:: Material for this task ::
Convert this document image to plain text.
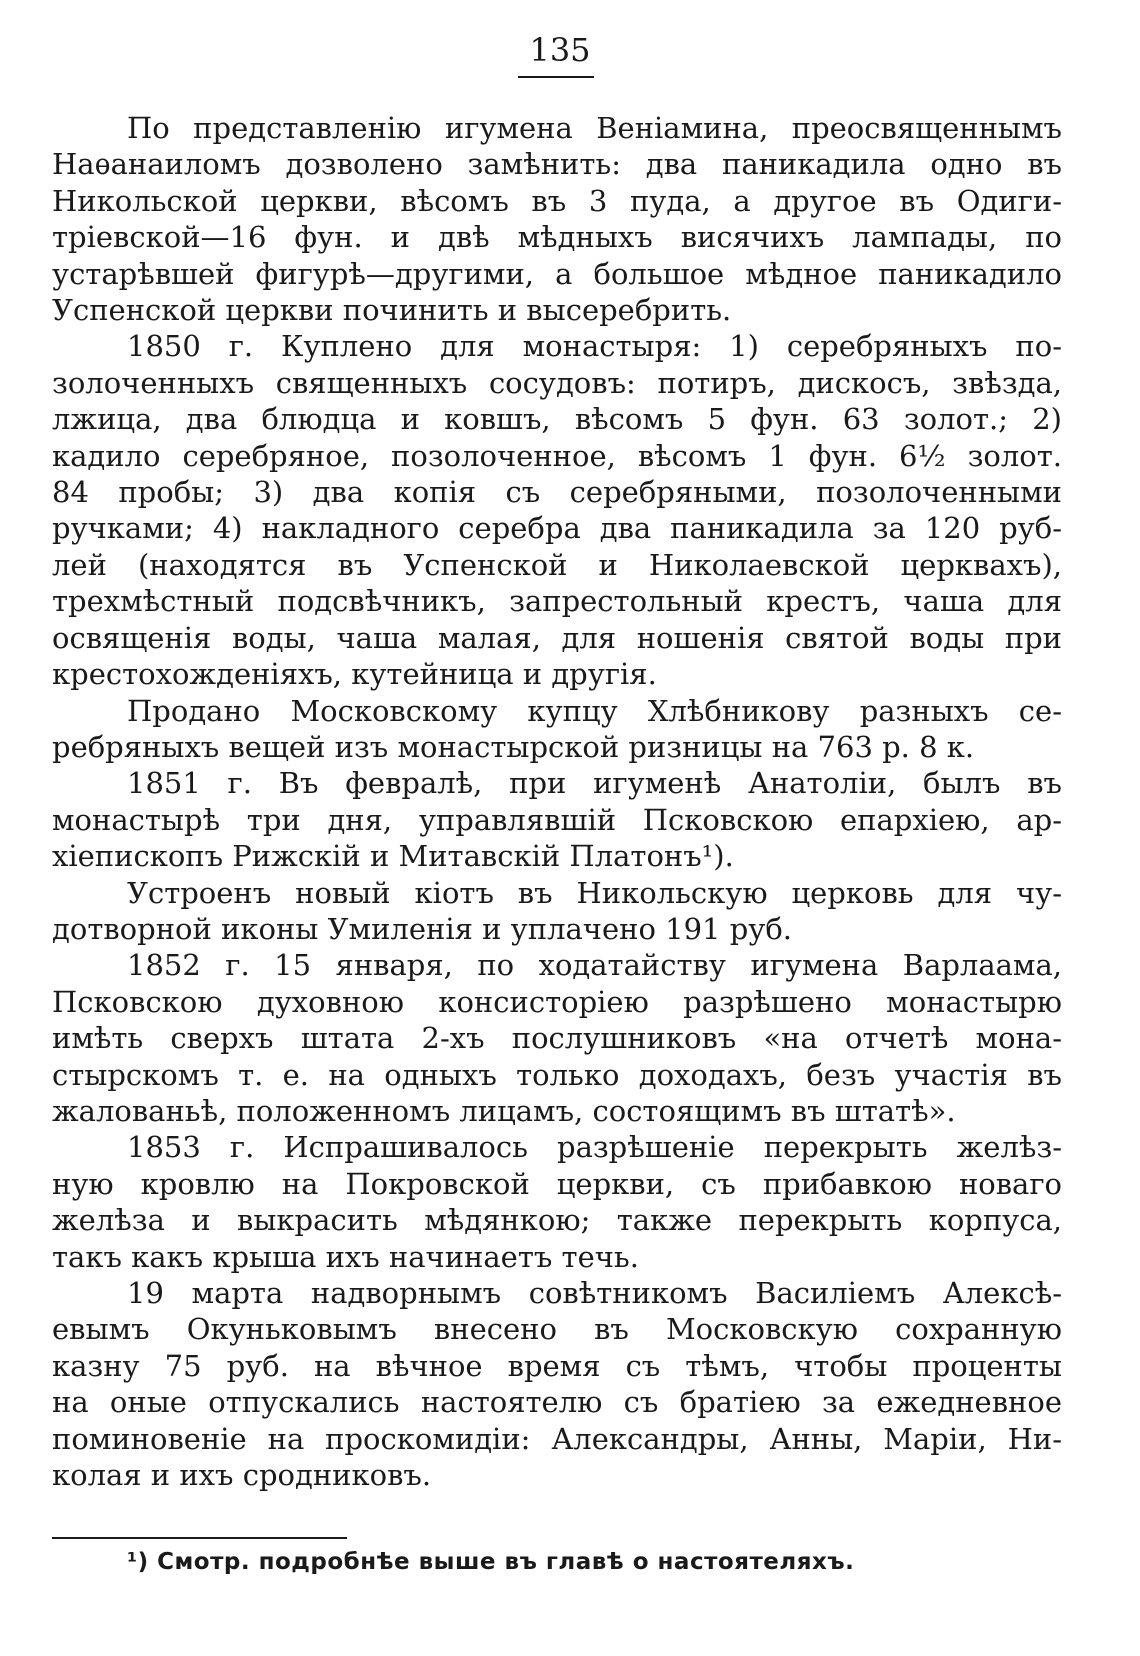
135

По представленію игумена Веніамина, преосвященнымъ
Наѳанаиломъ дозволено замѣнить: два паникадила одно въ
Никольской церкви, вѣсомъ въ 3 пуда, а другое въ Одиги-
тріевской—16 фун. и двѣ мѣдныхъ висячихъ лампады, по
устарѣвшей фигурѣ—другими, а большое мѣдное паникадило
Успенской церкви починить и высеребрить.

1850 г. Куплено для монастыря: 1) серебряныхъ по-
золоченныхъ священныхъ сосудовъ: потиръ, дискосъ, звѣзда,
лжица, два блюдца и ковшъ, вѣсомъ 5 фун. 63 золот.; 2)
кадило серебряное, позолоченное, вѣсомъ 1 фун. 6½ золот.
84 пробы; 3) два копія съ серебряными, позолоченными
ручками; 4) накладного серебра два паникадила за 120 руб-
лей (находятся въ Успенской и Николаевской церквахъ),
трехмѣстный подсвѣчникъ, запрестольный крестъ, чаша для
освященія воды, чаша малая, для ношенія святой воды при
крестохожденіяхъ, кутейница и другія.

Продано Московскому купцу Хлѣбникову разныхъ се-
ребряныхъ вещей изъ монастырской ризницы на 763 р. 8 к.

1851 г. Въ февралѣ, при игуменѣ Анатоліи, былъ въ
монастырѣ три дня, управлявшій Псковскою епархіею, ар-
хіепископъ Рижскій и Митавскій Платонъ¹).

Устроенъ новый кіотъ въ Никольскую церковь для чу-
дотворной иконы Умиленія и уплачено 191 руб.

1852 г. 15 января, по ходатайству игумена Варлаама,
Псковскою духовною консисторіею разрѣшено монастырю
имѣть сверхъ штата 2-хъ послушниковъ «на отчетѣ мона-
стырскомъ т. е. на одныхъ только доходахъ, безъ участія въ
жалованьѣ, положенномъ лицамъ, состоящимъ въ штатѣ».

1853 г. Испрашивалось разрѣшеніе перекрыть желѣз-
ную кровлю на Покровской церкви, съ прибавкою новаго
желѣза и выкрасить мѣдянкою; также перекрыть корпуса,
такъ какъ крыша ихъ начинаетъ течь.

19 марта надворнымъ совѣтникомъ Василіемъ Алексѣ-
евымъ Окуньковымъ внесено въ Московскую сохранную
казну 75 руб. на вѣчное время съ тѣмъ, чтобы проценты
на оные отпускались настоятелю съ братіею за ежедневное
поминовеніе на проскомидіи: Александры, Анны, Маріи, Ни-
колая и ихъ сродниковъ.

¹) Смотр. подробнѣе выше въ главѣ о настоятеляхъ.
:::
State how many lines of the listing include "Псковскою", and nothing more.

2